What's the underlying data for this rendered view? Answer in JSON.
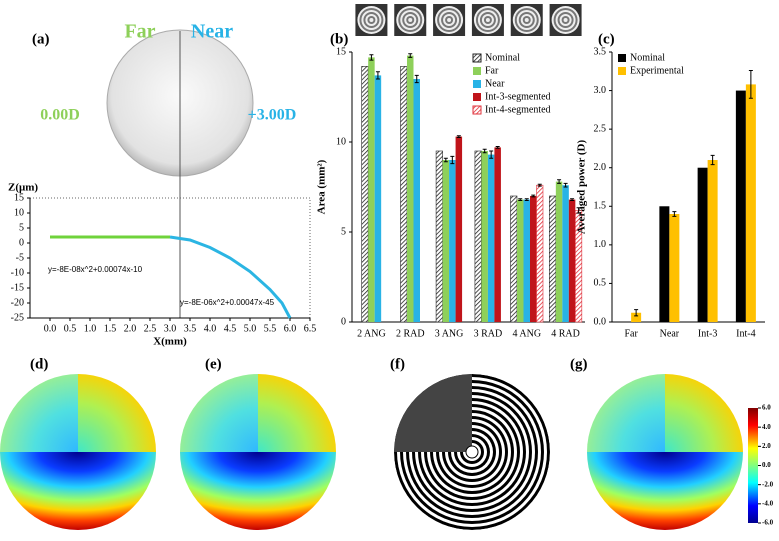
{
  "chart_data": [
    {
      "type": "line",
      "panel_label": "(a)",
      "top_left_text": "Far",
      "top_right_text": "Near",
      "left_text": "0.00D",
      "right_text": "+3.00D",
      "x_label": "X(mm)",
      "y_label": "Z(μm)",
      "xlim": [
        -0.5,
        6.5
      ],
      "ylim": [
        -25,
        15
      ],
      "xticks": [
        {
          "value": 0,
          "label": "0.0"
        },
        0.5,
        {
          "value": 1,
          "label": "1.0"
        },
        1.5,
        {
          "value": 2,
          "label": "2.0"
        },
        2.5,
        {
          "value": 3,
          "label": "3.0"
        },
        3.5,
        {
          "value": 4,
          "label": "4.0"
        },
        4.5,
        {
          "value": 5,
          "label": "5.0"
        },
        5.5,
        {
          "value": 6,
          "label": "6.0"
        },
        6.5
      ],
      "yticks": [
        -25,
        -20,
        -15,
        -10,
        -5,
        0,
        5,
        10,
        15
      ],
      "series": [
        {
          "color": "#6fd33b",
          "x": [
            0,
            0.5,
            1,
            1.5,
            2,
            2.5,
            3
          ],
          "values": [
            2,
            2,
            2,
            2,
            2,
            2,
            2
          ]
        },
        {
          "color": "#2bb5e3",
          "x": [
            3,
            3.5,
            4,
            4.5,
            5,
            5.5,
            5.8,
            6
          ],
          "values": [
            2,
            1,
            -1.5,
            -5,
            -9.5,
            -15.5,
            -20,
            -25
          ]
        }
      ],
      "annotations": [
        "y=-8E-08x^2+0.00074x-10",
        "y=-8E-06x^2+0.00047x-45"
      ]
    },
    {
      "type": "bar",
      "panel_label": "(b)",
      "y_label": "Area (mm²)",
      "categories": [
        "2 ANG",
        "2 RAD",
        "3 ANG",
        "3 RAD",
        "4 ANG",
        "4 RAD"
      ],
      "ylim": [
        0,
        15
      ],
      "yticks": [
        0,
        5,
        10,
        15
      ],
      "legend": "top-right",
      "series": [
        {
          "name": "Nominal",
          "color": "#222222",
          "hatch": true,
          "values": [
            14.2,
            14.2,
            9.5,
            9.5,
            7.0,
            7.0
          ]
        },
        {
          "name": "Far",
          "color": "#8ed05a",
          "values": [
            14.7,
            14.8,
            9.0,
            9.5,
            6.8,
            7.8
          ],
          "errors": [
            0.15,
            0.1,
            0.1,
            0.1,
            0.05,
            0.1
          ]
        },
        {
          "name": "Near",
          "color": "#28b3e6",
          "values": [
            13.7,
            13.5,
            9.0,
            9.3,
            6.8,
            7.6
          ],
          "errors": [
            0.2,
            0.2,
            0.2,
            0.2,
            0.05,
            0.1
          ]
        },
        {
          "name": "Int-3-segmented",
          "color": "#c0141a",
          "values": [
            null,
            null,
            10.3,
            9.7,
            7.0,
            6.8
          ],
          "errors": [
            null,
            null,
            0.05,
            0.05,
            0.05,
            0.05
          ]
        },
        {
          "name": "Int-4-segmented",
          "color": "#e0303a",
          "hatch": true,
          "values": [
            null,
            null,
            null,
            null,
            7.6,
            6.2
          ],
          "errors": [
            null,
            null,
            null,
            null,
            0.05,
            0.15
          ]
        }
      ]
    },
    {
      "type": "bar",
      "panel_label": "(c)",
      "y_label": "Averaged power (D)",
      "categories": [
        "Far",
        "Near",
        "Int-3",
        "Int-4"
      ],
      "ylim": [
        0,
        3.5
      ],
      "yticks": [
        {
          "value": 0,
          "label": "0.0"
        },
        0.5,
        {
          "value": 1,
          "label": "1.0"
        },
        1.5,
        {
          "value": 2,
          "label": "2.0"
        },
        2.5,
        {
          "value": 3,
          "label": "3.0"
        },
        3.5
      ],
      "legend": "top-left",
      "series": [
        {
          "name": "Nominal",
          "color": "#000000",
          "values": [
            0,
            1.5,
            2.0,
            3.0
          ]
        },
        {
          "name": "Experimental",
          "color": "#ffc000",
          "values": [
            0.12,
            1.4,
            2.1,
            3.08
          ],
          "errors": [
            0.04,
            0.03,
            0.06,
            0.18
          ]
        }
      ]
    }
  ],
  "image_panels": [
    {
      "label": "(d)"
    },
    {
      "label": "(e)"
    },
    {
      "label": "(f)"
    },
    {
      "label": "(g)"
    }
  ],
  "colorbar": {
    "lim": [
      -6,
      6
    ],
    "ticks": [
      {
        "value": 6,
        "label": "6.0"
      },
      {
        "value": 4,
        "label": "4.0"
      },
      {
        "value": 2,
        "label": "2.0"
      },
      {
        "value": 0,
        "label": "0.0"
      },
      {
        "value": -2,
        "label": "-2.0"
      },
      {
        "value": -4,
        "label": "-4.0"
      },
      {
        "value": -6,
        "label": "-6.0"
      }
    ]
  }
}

▸ YOUR INSTRUCTIONS:
All the lines above are to be given again exactly as they read, with the pictures removed.

▸ TASK RESULT:
What's the underlying data for this rendered view? Answer in JSON.
{
  "chart_data": [
    {
      "type": "line",
      "panel_label": "(a)",
      "top_left_text": "Far",
      "top_right_text": "Near",
      "left_text": "0.00D",
      "right_text": "+3.00D",
      "x_label": "X(mm)",
      "y_label": "Z(μm)",
      "xlim": [
        -0.5,
        6.5
      ],
      "ylim": [
        -25,
        15
      ],
      "xticks": [
        {
          "value": 0,
          "label": "0.0"
        },
        0.5,
        {
          "value": 1,
          "label": "1.0"
        },
        1.5,
        {
          "value": 2,
          "label": "2.0"
        },
        2.5,
        {
          "value": 3,
          "label": "3.0"
        },
        3.5,
        {
          "value": 4,
          "label": "4.0"
        },
        4.5,
        {
          "value": 5,
          "label": "5.0"
        },
        5.5,
        {
          "value": 6,
          "label": "6.0"
        },
        6.5
      ],
      "yticks": [
        -25,
        -20,
        -15,
        -10,
        -5,
        0,
        5,
        10,
        15
      ],
      "series": [
        {
          "color": "#6fd33b",
          "x": [
            0,
            0.5,
            1,
            1.5,
            2,
            2.5,
            3
          ],
          "values": [
            2,
            2,
            2,
            2,
            2,
            2,
            2
          ]
        },
        {
          "color": "#2bb5e3",
          "x": [
            3,
            3.5,
            4,
            4.5,
            5,
            5.5,
            5.8,
            6
          ],
          "values": [
            2,
            1,
            -1.5,
            -5,
            -9.5,
            -15.5,
            -20,
            -25
          ]
        }
      ],
      "annotations": [
        "y=-8E-08x^2+0.00074x-10",
        "y=-8E-06x^2+0.00047x-45"
      ]
    },
    {
      "type": "bar",
      "panel_label": "(b)",
      "y_label": "Area (mm²)",
      "categories": [
        "2 ANG",
        "2 RAD",
        "3 ANG",
        "3 RAD",
        "4 ANG",
        "4 RAD"
      ],
      "ylim": [
        0,
        15
      ],
      "yticks": [
        0,
        5,
        10,
        15
      ],
      "legend": "top-right",
      "series": [
        {
          "name": "Nominal",
          "color": "#222222",
          "hatch": true,
          "values": [
            14.2,
            14.2,
            9.5,
            9.5,
            7.0,
            7.0
          ]
        },
        {
          "name": "Far",
          "color": "#8ed05a",
          "values": [
            14.7,
            14.8,
            9.0,
            9.5,
            6.8,
            7.8
          ],
          "errors": [
            0.15,
            0.1,
            0.1,
            0.1,
            0.05,
            0.1
          ]
        },
        {
          "name": "Near",
          "color": "#28b3e6",
          "values": [
            13.7,
            13.5,
            9.0,
            9.3,
            6.8,
            7.6
          ],
          "errors": [
            0.2,
            0.2,
            0.2,
            0.2,
            0.05,
            0.1
          ]
        },
        {
          "name": "Int-3-segmented",
          "color": "#c0141a",
          "values": [
            null,
            null,
            10.3,
            9.7,
            7.0,
            6.8
          ],
          "errors": [
            null,
            null,
            0.05,
            0.05,
            0.05,
            0.05
          ]
        },
        {
          "name": "Int-4-segmented",
          "color": "#e0303a",
          "hatch": true,
          "values": [
            null,
            null,
            null,
            null,
            7.6,
            6.2
          ],
          "errors": [
            null,
            null,
            null,
            null,
            0.05,
            0.15
          ]
        }
      ]
    },
    {
      "type": "bar",
      "panel_label": "(c)",
      "y_label": "Averaged power (D)",
      "categories": [
        "Far",
        "Near",
        "Int-3",
        "Int-4"
      ],
      "ylim": [
        0,
        3.5
      ],
      "yticks": [
        {
          "value": 0,
          "label": "0.0"
        },
        0.5,
        {
          "value": 1,
          "label": "1.0"
        },
        1.5,
        {
          "value": 2,
          "label": "2.0"
        },
        2.5,
        {
          "value": 3,
          "label": "3.0"
        },
        3.5
      ],
      "legend": "top-left",
      "series": [
        {
          "name": "Nominal",
          "color": "#000000",
          "values": [
            0,
            1.5,
            2.0,
            3.0
          ]
        },
        {
          "name": "Experimental",
          "color": "#ffc000",
          "values": [
            0.12,
            1.4,
            2.1,
            3.08
          ],
          "errors": [
            0.04,
            0.03,
            0.06,
            0.18
          ]
        }
      ]
    }
  ],
  "image_panels": [
    {
      "label": "(d)"
    },
    {
      "label": "(e)"
    },
    {
      "label": "(f)"
    },
    {
      "label": "(g)"
    }
  ],
  "colorbar": {
    "lim": [
      -6,
      6
    ],
    "ticks": [
      {
        "value": 6,
        "label": "6.0"
      },
      {
        "value": 4,
        "label": "4.0"
      },
      {
        "value": 2,
        "label": "2.0"
      },
      {
        "value": 0,
        "label": "0.0"
      },
      {
        "value": -2,
        "label": "-2.0"
      },
      {
        "value": -4,
        "label": "-4.0"
      },
      {
        "value": -6,
        "label": "-6.0"
      }
    ]
  }
}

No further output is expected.